Your task is to copy the listing exactly. Drop any pictures from the copy.
--- START OF Dataset content ---
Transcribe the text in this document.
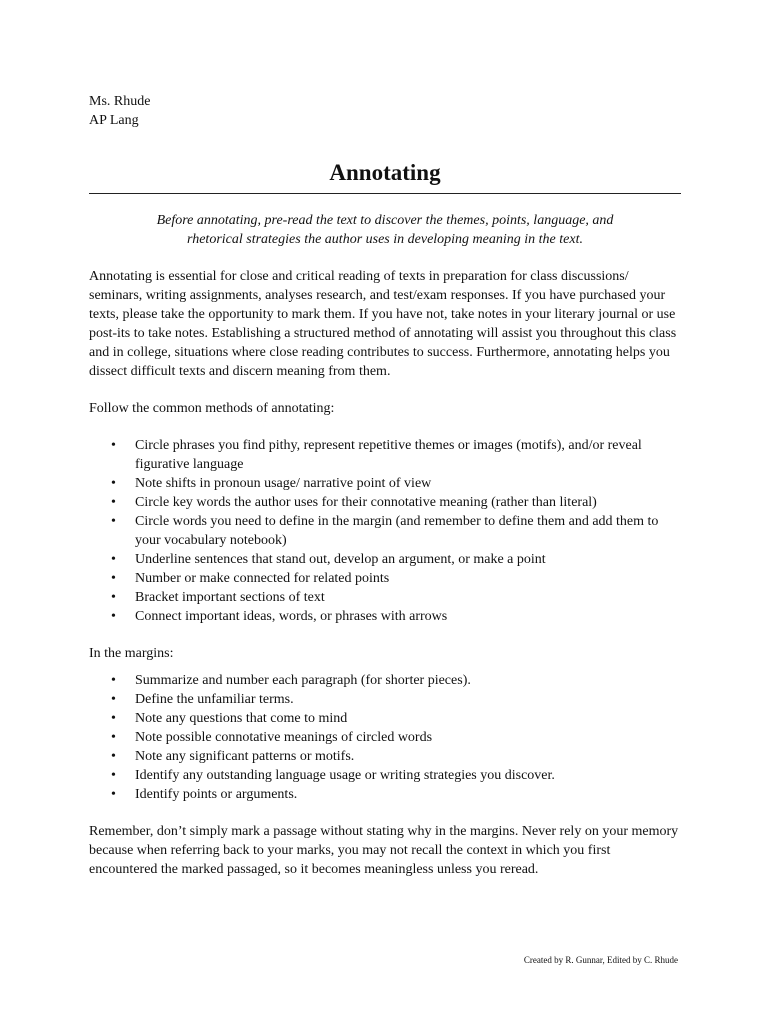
Ms. Rhude

AP Lang

Annotating

Before annotating, pre-read the text to discover the themes, points, language, and rhetorical strategies the author uses in developing meaning in the text.

Annotating is essential for close and critical reading of texts in preparation for class discussions/ seminars, writing assignments, analyses research, and test/exam responses. If you have purchased your texts, please take the opportunity to mark them. If you have not, take notes in your literary journal or use post-its to take notes. Establishing a structured method of annotating will assist you throughout this class and in college, situations where close reading contributes to success. Furthermore, annotating helps you dissect difficult texts and discern meaning from them.

Follow the common methods of annotating:

• Circle phrases you find pithy, represent repetitive themes or images (motifs), and/or reveal figurative language
• Note shifts in pronoun usage/ narrative point of view
• Circle key words the author uses for their connotative meaning (rather than literal)
• Circle words you need to define in the margin (and remember to define them and add them to your vocabulary notebook)
• Underline sentences that stand out, develop an argument, or make a point
• Number or make connected for related points
• Bracket important sections of text
• Connect important ideas, words, or phrases with arrows

In the margins:

• Summarize and number each paragraph (for shorter pieces).
• Define the unfamiliar terms.
• Note any questions that come to mind
• Note possible connotative meanings of circled words
• Note any significant patterns or motifs.
• Identify any outstanding language usage or writing strategies you discover.
• Identify points or arguments.

Remember, don’t simply mark a passage without stating why in the margins. Never rely on your memory because when referring back to your marks, you may not recall the context in which you first encountered the marked passaged, so it becomes meaningless unless you reread.

Created by R. Gunnar, Edited by C. Rhude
--- END OF Dataset content ---
Written reply:
Transcribe the text in this document.
Ms. Rhude

AP Lang

Annotating

Before annotating, pre-read the text to discover the themes, points, language, and rhetorical strategies the author uses in developing meaning in the text.

Annotating is essential for close and critical reading of texts in preparation for class discussions/ seminars, writing assignments, analyses research, and test/exam responses. If you have purchased your texts, please take the opportunity to mark them. If you have not, take notes in your literary journal or use post-its to take notes. Establishing a structured method of annotating will assist you throughout this class and in college, situations where close reading contributes to success. Furthermore, annotating helps you dissect difficult texts and discern meaning from them.

Follow the common methods of annotating:

• Circle phrases you find pithy, represent repetitive themes or images (motifs), and/or reveal figurative language
• Note shifts in pronoun usage/ narrative point of view
• Circle key words the author uses for their connotative meaning (rather than literal)
• Circle words you need to define in the margin (and remember to define them and add them to your vocabulary notebook)
• Underline sentences that stand out, develop an argument, or make a point
• Number or make connected for related points
• Bracket important sections of text
• Connect important ideas, words, or phrases with arrows

In the margins:

• Summarize and number each paragraph (for shorter pieces).
• Define the unfamiliar terms.
• Note any questions that come to mind
• Note possible connotative meanings of circled words
• Note any significant patterns or motifs.
• Identify any outstanding language usage or writing strategies you discover.
• Identify points or arguments.

Remember, don’t simply mark a passage without stating why in the margins. Never rely on your memory because when referring back to your marks, you may not recall the context in which you first encountered the marked passaged, so it becomes meaningless unless you reread.

Created by R. Gunnar, Edited by C. Rhude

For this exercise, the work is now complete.